Part of a data file:
================
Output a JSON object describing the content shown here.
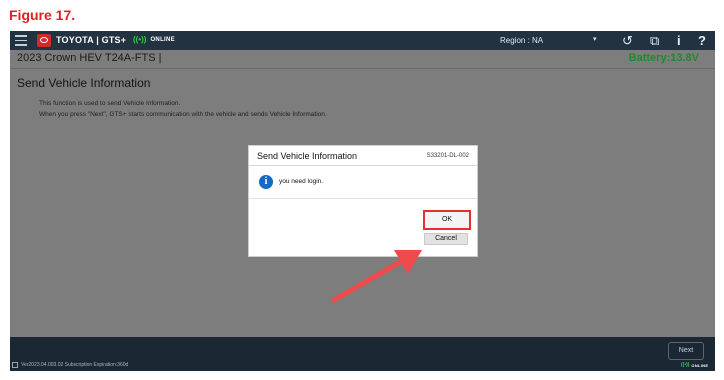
{
  "figure_caption": "Figure 17.",
  "header": {
    "brand": "TOYOTA | GTS+",
    "connection_status": "ONLINE",
    "region": "Region : NA",
    "icons": [
      "menu-icon",
      "toyota-logo-icon",
      "wifi-icon",
      "history-icon",
      "external-link-icon",
      "info-icon",
      "help-icon"
    ]
  },
  "vehicle": {
    "name": "2023 Crown HEV T24A-FTS  |",
    "battery": "Battery:13.8V"
  },
  "page": {
    "title": "Send Vehicle Information",
    "description_lines": [
      "This function is used to send Vehicle Information.",
      "When you press \"Next\", GTS+ starts communication with the vehicle and sends Vehicle Information."
    ]
  },
  "dialog": {
    "title": "Send Vehicle Information",
    "code": "S33201-DL-002",
    "message": "you need login.",
    "ok_label": "OK",
    "cancel_label": "Cancel"
  },
  "footer": {
    "next_label": "Next",
    "status": "Ver2023.04.003.02  Subscription Expiration:360d",
    "connection_status": "ONLINE"
  },
  "colors": {
    "caption_red": "#e02020",
    "highlight_red": "#e53030",
    "battery_green": "#1f8a2d",
    "online_green": "#33d04a"
  }
}
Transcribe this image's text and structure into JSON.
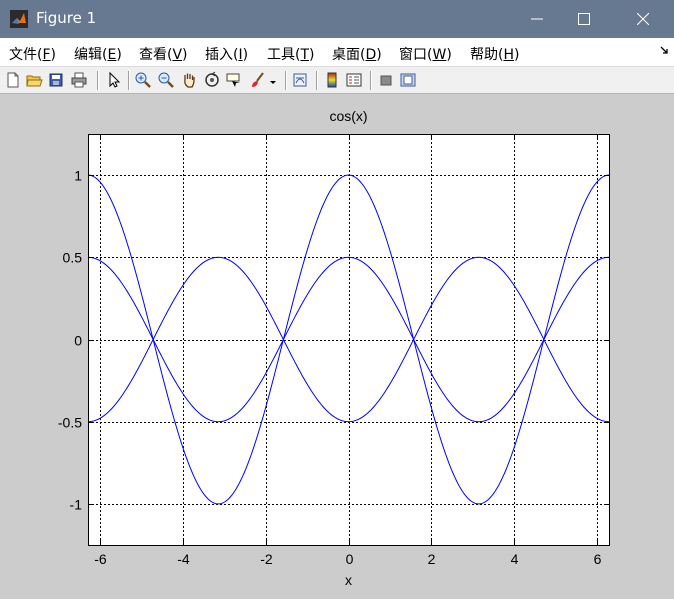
{
  "window": {
    "title": "Figure 1",
    "icon": "matlab-icon",
    "titlebar_color": "#677990"
  },
  "menu": {
    "items": [
      {
        "label": "文件(",
        "acc": "F",
        "end": ")"
      },
      {
        "label": "编辑(",
        "acc": "E",
        "end": ")"
      },
      {
        "label": "查看(",
        "acc": "V",
        "end": ")"
      },
      {
        "label": "插入(",
        "acc": "I",
        "end": ")"
      },
      {
        "label": "工具(",
        "acc": "T",
        "end": ")"
      },
      {
        "label": "桌面(",
        "acc": "D",
        "end": ")"
      },
      {
        "label": "窗口(",
        "acc": "W",
        "end": ")"
      },
      {
        "label": "帮助(",
        "acc": "H",
        "end": ")"
      }
    ]
  },
  "toolbar": {
    "icons": [
      "new-figure-icon",
      "open-file-icon",
      "save-icon",
      "print-icon",
      "select-arrow-icon",
      "zoom-in-icon",
      "zoom-out-icon",
      "pan-hand-icon",
      "rotate-3d-icon",
      "data-cursor-icon",
      "brush-icon",
      "link-plot-icon",
      "insert-colorbar-icon",
      "insert-legend-icon",
      "hide-plot-tools-icon",
      "show-plot-tools-icon"
    ]
  },
  "chart_data": {
    "type": "line",
    "title": "cos(x)",
    "xlabel": "x",
    "ylabel": "",
    "xlim": [
      -6.2832,
      6.2832
    ],
    "ylim": [
      -1.25,
      1.25
    ],
    "xticks": [
      -6,
      -4,
      -2,
      0,
      2,
      4,
      6
    ],
    "yticks": [
      -1,
      -0.5,
      0,
      0.5,
      1
    ],
    "xtick_labels": [
      "-6",
      "-4",
      "-2",
      "0",
      "2",
      "4",
      "6"
    ],
    "ytick_labels": [
      "-1",
      "-0.5",
      "0",
      "0.5",
      "1"
    ],
    "grid": "dotted",
    "line_color": "#0000ff",
    "series": [
      {
        "function": "cos(x)",
        "amplitude": 1,
        "points": [
          [
            -6.2832,
            1
          ],
          [
            -4.7124,
            0
          ],
          [
            -3.1416,
            -1
          ],
          [
            -1.5708,
            0
          ],
          [
            0,
            1
          ],
          [
            1.5708,
            0
          ],
          [
            3.1416,
            -1
          ],
          [
            4.7124,
            0
          ],
          [
            6.2832,
            1
          ]
        ]
      },
      {
        "function": "0.5*cos(x)",
        "amplitude": 0.5,
        "points": [
          [
            -6.2832,
            0.5
          ],
          [
            -4.7124,
            0
          ],
          [
            -3.1416,
            -0.5
          ],
          [
            -1.5708,
            0
          ],
          [
            0,
            0.5
          ],
          [
            1.5708,
            0
          ],
          [
            3.1416,
            -0.5
          ],
          [
            4.7124,
            0
          ],
          [
            6.2832,
            0.5
          ]
        ]
      },
      {
        "function": "-0.5*cos(x)",
        "amplitude": -0.5,
        "points": [
          [
            -6.2832,
            -0.5
          ],
          [
            -4.7124,
            0
          ],
          [
            -3.1416,
            0.5
          ],
          [
            -1.5708,
            0
          ],
          [
            0,
            -0.5
          ],
          [
            1.5708,
            0
          ],
          [
            3.1416,
            0.5
          ],
          [
            4.7124,
            0
          ],
          [
            6.2832,
            -0.5
          ]
        ]
      }
    ]
  }
}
================
Every entry must be reproduced exactly, with the images left out.

Output a JSON object describing the content shown here.
{
  "figure_caption": "Figure 17.",
  "header": {
    "brand": "TOYOTA | GTS+",
    "connection_status": "ONLINE",
    "region": "Region : NA",
    "icons": [
      "menu-icon",
      "toyota-logo-icon",
      "wifi-icon",
      "history-icon",
      "external-link-icon",
      "info-icon",
      "help-icon"
    ]
  },
  "vehicle": {
    "name": "2023 Crown HEV T24A-FTS  |",
    "battery": "Battery:13.8V"
  },
  "page": {
    "title": "Send Vehicle Information",
    "description_lines": [
      "This function is used to send Vehicle Information.",
      "When you press \"Next\", GTS+ starts communication with the vehicle and sends Vehicle Information."
    ]
  },
  "dialog": {
    "title": "Send Vehicle Information",
    "code": "S33201-DL-002",
    "message": "you need login.",
    "ok_label": "OK",
    "cancel_label": "Cancel"
  },
  "footer": {
    "next_label": "Next",
    "status": "Ver2023.04.003.02  Subscription Expiration:360d",
    "connection_status": "ONLINE"
  },
  "colors": {
    "caption_red": "#e02020",
    "highlight_red": "#e53030",
    "battery_green": "#1f8a2d",
    "online_green": "#33d04a"
  }
}
Transcribe this image's text and structure into JSON.
{
  "window": {
    "title": "Figure 1",
    "icon": "matlab-icon",
    "titlebar_color": "#677990"
  },
  "menu": {
    "items": [
      {
        "label": "文件(",
        "acc": "F",
        "end": ")"
      },
      {
        "label": "编辑(",
        "acc": "E",
        "end": ")"
      },
      {
        "label": "查看(",
        "acc": "V",
        "end": ")"
      },
      {
        "label": "插入(",
        "acc": "I",
        "end": ")"
      },
      {
        "label": "工具(",
        "acc": "T",
        "end": ")"
      },
      {
        "label": "桌面(",
        "acc": "D",
        "end": ")"
      },
      {
        "label": "窗口(",
        "acc": "W",
        "end": ")"
      },
      {
        "label": "帮助(",
        "acc": "H",
        "end": ")"
      }
    ]
  },
  "toolbar": {
    "icons": [
      "new-figure-icon",
      "open-file-icon",
      "save-icon",
      "print-icon",
      "select-arrow-icon",
      "zoom-in-icon",
      "zoom-out-icon",
      "pan-hand-icon",
      "rotate-3d-icon",
      "data-cursor-icon",
      "brush-icon",
      "link-plot-icon",
      "insert-colorbar-icon",
      "insert-legend-icon",
      "hide-plot-tools-icon",
      "show-plot-tools-icon"
    ]
  },
  "chart_data": {
    "type": "line",
    "title": "cos(x)",
    "xlabel": "x",
    "ylabel": "",
    "xlim": [
      -6.2832,
      6.2832
    ],
    "ylim": [
      -1.25,
      1.25
    ],
    "xticks": [
      -6,
      -4,
      -2,
      0,
      2,
      4,
      6
    ],
    "yticks": [
      -1,
      -0.5,
      0,
      0.5,
      1
    ],
    "xtick_labels": [
      "-6",
      "-4",
      "-2",
      "0",
      "2",
      "4",
      "6"
    ],
    "ytick_labels": [
      "-1",
      "-0.5",
      "0",
      "0.5",
      "1"
    ],
    "grid": "dotted",
    "line_color": "#0000ff",
    "series": [
      {
        "function": "cos(x)",
        "amplitude": 1,
        "points": [
          [
            -6.2832,
            1
          ],
          [
            -4.7124,
            0
          ],
          [
            -3.1416,
            -1
          ],
          [
            -1.5708,
            0
          ],
          [
            0,
            1
          ],
          [
            1.5708,
            0
          ],
          [
            3.1416,
            -1
          ],
          [
            4.7124,
            0
          ],
          [
            6.2832,
            1
          ]
        ]
      },
      {
        "function": "0.5*cos(x)",
        "amplitude": 0.5,
        "points": [
          [
            -6.2832,
            0.5
          ],
          [
            -4.7124,
            0
          ],
          [
            -3.1416,
            -0.5
          ],
          [
            -1.5708,
            0
          ],
          [
            0,
            0.5
          ],
          [
            1.5708,
            0
          ],
          [
            3.1416,
            -0.5
          ],
          [
            4.7124,
            0
          ],
          [
            6.2832,
            0.5
          ]
        ]
      },
      {
        "function": "-0.5*cos(x)",
        "amplitude": -0.5,
        "points": [
          [
            -6.2832,
            -0.5
          ],
          [
            -4.7124,
            0
          ],
          [
            -3.1416,
            0.5
          ],
          [
            -1.5708,
            0
          ],
          [
            0,
            -0.5
          ],
          [
            1.5708,
            0
          ],
          [
            3.1416,
            0.5
          ],
          [
            4.7124,
            0
          ],
          [
            6.2832,
            -0.5
          ]
        ]
      }
    ]
  }
}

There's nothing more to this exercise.